» **What is being asked**
Wherever the string "flow" occurs in a line of these records, report that line.

╭─ Dataset entries

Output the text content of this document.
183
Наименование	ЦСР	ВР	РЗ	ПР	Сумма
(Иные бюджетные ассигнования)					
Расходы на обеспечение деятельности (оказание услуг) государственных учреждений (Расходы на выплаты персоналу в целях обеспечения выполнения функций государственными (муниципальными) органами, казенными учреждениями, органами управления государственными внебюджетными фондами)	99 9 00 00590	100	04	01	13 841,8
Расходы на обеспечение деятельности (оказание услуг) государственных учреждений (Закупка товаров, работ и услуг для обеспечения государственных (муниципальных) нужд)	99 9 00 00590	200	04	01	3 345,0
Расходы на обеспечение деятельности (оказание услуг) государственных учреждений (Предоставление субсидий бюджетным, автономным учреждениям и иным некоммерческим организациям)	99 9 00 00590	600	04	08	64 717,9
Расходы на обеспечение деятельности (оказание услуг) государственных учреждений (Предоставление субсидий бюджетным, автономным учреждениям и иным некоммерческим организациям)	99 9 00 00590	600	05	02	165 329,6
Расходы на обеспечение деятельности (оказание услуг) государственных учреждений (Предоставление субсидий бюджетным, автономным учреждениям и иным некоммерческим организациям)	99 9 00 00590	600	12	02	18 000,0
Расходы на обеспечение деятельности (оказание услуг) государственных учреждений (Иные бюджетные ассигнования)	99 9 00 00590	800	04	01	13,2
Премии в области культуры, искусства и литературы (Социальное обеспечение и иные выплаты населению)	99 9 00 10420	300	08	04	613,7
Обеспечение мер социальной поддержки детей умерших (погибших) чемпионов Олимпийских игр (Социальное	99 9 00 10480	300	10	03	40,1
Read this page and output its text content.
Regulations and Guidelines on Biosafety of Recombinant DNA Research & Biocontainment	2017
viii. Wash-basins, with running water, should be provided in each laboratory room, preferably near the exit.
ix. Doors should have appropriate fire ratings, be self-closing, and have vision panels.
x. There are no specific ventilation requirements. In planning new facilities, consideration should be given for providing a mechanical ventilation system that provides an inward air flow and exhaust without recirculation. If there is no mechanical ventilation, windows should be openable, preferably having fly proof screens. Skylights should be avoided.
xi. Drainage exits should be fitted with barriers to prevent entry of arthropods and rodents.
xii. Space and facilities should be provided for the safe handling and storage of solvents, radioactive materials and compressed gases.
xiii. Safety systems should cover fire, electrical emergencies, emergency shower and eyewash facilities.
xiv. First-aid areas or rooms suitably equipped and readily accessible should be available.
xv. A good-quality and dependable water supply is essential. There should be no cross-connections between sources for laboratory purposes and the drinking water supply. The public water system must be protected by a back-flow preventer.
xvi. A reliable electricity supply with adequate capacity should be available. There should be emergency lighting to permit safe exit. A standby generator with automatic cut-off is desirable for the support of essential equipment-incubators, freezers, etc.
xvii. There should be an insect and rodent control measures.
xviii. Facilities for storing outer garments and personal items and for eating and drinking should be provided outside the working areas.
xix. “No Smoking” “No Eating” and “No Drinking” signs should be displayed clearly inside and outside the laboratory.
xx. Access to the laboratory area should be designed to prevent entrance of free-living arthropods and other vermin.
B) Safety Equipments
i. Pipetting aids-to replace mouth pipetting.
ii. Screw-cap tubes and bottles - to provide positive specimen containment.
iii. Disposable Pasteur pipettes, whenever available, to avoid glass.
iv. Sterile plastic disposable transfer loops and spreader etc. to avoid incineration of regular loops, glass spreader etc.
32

╰─

» **Full solution**
x. There are no specific ventilation requirements. In planning new facilities, consideration should be given for providing a mechanical ventilation system that provides an inward air flow and exhaust without recirculation. If there is no mechanical ventilation, windows should be openable, preferably having fly proof screens. Skylights should be avoided.
xv. A good-quality and dependable water supply is essential. There should be no cross-connections between sources for laboratory purposes and the drinking water supply. The public water system must be protected by a back-flow preventer.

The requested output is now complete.